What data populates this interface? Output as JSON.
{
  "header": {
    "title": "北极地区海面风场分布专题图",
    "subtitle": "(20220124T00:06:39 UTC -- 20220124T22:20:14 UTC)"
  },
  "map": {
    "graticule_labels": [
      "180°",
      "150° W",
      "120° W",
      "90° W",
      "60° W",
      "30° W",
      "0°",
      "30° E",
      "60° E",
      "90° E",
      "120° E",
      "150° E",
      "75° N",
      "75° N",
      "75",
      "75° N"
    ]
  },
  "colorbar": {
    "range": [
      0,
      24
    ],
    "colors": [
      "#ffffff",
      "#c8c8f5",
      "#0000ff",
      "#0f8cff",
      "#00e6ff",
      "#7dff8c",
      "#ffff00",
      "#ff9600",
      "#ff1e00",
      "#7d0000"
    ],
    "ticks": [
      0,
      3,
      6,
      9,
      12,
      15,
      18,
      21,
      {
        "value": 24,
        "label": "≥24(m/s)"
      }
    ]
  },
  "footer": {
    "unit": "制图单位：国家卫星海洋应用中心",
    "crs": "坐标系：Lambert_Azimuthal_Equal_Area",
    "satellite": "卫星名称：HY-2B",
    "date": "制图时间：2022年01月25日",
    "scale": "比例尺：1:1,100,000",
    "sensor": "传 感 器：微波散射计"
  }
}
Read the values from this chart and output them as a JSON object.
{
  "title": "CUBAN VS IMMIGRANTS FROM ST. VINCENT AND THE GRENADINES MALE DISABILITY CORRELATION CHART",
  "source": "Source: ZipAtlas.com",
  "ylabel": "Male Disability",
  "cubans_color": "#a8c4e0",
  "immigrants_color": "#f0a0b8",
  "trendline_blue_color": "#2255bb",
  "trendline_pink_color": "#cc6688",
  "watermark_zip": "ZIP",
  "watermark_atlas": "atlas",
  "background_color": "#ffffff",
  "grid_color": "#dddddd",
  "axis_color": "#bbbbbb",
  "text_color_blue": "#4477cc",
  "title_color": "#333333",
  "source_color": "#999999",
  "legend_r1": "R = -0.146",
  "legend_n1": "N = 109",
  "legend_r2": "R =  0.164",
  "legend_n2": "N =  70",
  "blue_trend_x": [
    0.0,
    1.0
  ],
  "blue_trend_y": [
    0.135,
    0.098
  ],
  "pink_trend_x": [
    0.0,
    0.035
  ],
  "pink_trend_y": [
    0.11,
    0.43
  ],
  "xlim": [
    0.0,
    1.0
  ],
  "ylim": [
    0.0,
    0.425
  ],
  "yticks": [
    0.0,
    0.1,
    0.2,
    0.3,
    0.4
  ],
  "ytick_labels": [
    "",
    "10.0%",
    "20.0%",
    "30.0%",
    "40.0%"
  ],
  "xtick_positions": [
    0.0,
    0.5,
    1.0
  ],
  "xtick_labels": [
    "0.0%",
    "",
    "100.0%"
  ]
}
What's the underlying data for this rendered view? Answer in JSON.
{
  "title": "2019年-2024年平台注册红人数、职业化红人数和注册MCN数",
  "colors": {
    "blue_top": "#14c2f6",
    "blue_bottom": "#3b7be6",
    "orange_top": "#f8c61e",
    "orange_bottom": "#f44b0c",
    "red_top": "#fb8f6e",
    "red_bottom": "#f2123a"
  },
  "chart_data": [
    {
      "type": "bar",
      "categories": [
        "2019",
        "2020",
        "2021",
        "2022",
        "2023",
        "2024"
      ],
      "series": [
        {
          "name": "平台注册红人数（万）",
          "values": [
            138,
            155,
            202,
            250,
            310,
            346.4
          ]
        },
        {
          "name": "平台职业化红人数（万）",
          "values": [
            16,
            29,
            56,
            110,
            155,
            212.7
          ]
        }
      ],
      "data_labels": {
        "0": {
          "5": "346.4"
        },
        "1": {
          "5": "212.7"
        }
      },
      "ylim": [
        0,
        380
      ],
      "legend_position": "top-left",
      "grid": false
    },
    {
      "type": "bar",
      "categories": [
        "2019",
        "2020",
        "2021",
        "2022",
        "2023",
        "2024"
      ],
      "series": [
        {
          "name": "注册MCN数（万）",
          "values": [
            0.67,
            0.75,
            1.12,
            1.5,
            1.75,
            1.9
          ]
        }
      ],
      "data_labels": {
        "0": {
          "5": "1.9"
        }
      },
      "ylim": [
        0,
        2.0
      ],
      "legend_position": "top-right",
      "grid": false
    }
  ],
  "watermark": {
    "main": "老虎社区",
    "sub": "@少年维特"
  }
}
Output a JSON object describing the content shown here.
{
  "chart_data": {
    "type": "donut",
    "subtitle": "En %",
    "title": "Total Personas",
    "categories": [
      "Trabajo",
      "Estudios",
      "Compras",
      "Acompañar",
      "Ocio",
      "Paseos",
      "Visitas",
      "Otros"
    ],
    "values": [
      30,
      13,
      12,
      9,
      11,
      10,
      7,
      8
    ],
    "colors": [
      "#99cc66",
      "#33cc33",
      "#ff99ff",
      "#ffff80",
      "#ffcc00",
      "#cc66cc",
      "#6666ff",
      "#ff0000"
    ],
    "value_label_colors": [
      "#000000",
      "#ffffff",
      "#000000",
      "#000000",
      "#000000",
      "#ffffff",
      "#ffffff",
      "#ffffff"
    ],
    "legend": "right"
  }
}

____________________

## THE TASK
Print the entries exactly. Include every one.

## THE RESULT
What data populates this interface? Output as JSON.
{
  "header": {
    "title": "北极地区海面风场分布专题图",
    "subtitle": "(20220124T00:06:39 UTC -- 20220124T22:20:14 UTC)"
  },
  "map": {
    "graticule_labels": [
      "180°",
      "150° W",
      "120° W",
      "90° W",
      "60° W",
      "30° W",
      "0°",
      "30° E",
      "60° E",
      "90° E",
      "120° E",
      "150° E",
      "75° N",
      "75° N",
      "75",
      "75° N"
    ]
  },
  "colorbar": {
    "range": [
      0,
      24
    ],
    "colors": [
      "#ffffff",
      "#c8c8f5",
      "#0000ff",
      "#0f8cff",
      "#00e6ff",
      "#7dff8c",
      "#ffff00",
      "#ff9600",
      "#ff1e00",
      "#7d0000"
    ],
    "ticks": [
      0,
      3,
      6,
      9,
      12,
      15,
      18,
      21,
      {
        "value": 24,
        "label": "≥24(m/s)"
      }
    ]
  },
  "footer": {
    "unit": "制图单位：国家卫星海洋应用中心",
    "crs": "坐标系：Lambert_Azimuthal_Equal_Area",
    "satellite": "卫星名称：HY-2B",
    "date": "制图时间：2022年01月25日",
    "scale": "比例尺：1:1,100,000",
    "sensor": "传 感 器：微波散射计"
  }
}
Read the values from this chart and output them as a JSON object.
{
  "title": "CUBAN VS IMMIGRANTS FROM ST. VINCENT AND THE GRENADINES MALE DISABILITY CORRELATION CHART",
  "source": "Source: ZipAtlas.com",
  "ylabel": "Male Disability",
  "cubans_color": "#a8c4e0",
  "immigrants_color": "#f0a0b8",
  "trendline_blue_color": "#2255bb",
  "trendline_pink_color": "#cc6688",
  "watermark_zip": "ZIP",
  "watermark_atlas": "atlas",
  "background_color": "#ffffff",
  "grid_color": "#dddddd",
  "axis_color": "#bbbbbb",
  "text_color_blue": "#4477cc",
  "title_color": "#333333",
  "source_color": "#999999",
  "legend_r1": "R = -0.146",
  "legend_n1": "N = 109",
  "legend_r2": "R =  0.164",
  "legend_n2": "N =  70",
  "blue_trend_x": [
    0.0,
    1.0
  ],
  "blue_trend_y": [
    0.135,
    0.098
  ],
  "pink_trend_x": [
    0.0,
    0.035
  ],
  "pink_trend_y": [
    0.11,
    0.43
  ],
  "xlim": [
    0.0,
    1.0
  ],
  "ylim": [
    0.0,
    0.425
  ],
  "yticks": [
    0.0,
    0.1,
    0.2,
    0.3,
    0.4
  ],
  "ytick_labels": [
    "",
    "10.0%",
    "20.0%",
    "30.0%",
    "40.0%"
  ],
  "xtick_positions": [
    0.0,
    0.5,
    1.0
  ],
  "xtick_labels": [
    "0.0%",
    "",
    "100.0%"
  ]
}
What's the underlying data for this rendered view? Answer in JSON.
{
  "title": "2019年-2024年平台注册红人数、职业化红人数和注册MCN数",
  "colors": {
    "blue_top": "#14c2f6",
    "blue_bottom": "#3b7be6",
    "orange_top": "#f8c61e",
    "orange_bottom": "#f44b0c",
    "red_top": "#fb8f6e",
    "red_bottom": "#f2123a"
  },
  "chart_data": [
    {
      "type": "bar",
      "categories": [
        "2019",
        "2020",
        "2021",
        "2022",
        "2023",
        "2024"
      ],
      "series": [
        {
          "name": "平台注册红人数（万）",
          "values": [
            138,
            155,
            202,
            250,
            310,
            346.4
          ]
        },
        {
          "name": "平台职业化红人数（万）",
          "values": [
            16,
            29,
            56,
            110,
            155,
            212.7
          ]
        }
      ],
      "data_labels": {
        "0": {
          "5": "346.4"
        },
        "1": {
          "5": "212.7"
        }
      },
      "ylim": [
        0,
        380
      ],
      "legend_position": "top-left",
      "grid": false
    },
    {
      "type": "bar",
      "categories": [
        "2019",
        "2020",
        "2021",
        "2022",
        "2023",
        "2024"
      ],
      "series": [
        {
          "name": "注册MCN数（万）",
          "values": [
            0.67,
            0.75,
            1.12,
            1.5,
            1.75,
            1.9
          ]
        }
      ],
      "data_labels": {
        "0": {
          "5": "1.9"
        }
      },
      "ylim": [
        0,
        2.0
      ],
      "legend_position": "top-right",
      "grid": false
    }
  ],
  "watermark": {
    "main": "老虎社区",
    "sub": "@少年维特"
  }
}
Output a JSON object describing the content shown here.
{
  "chart_data": {
    "type": "donut",
    "subtitle": "En %",
    "title": "Total Personas",
    "categories": [
      "Trabajo",
      "Estudios",
      "Compras",
      "Acompañar",
      "Ocio",
      "Paseos",
      "Visitas",
      "Otros"
    ],
    "values": [
      30,
      13,
      12,
      9,
      11,
      10,
      7,
      8
    ],
    "colors": [
      "#99cc66",
      "#33cc33",
      "#ff99ff",
      "#ffff80",
      "#ffcc00",
      "#cc66cc",
      "#6666ff",
      "#ff0000"
    ],
    "value_label_colors": [
      "#000000",
      "#ffffff",
      "#000000",
      "#000000",
      "#000000",
      "#ffffff",
      "#ffffff",
      "#ffffff"
    ],
    "legend": "right"
  }
}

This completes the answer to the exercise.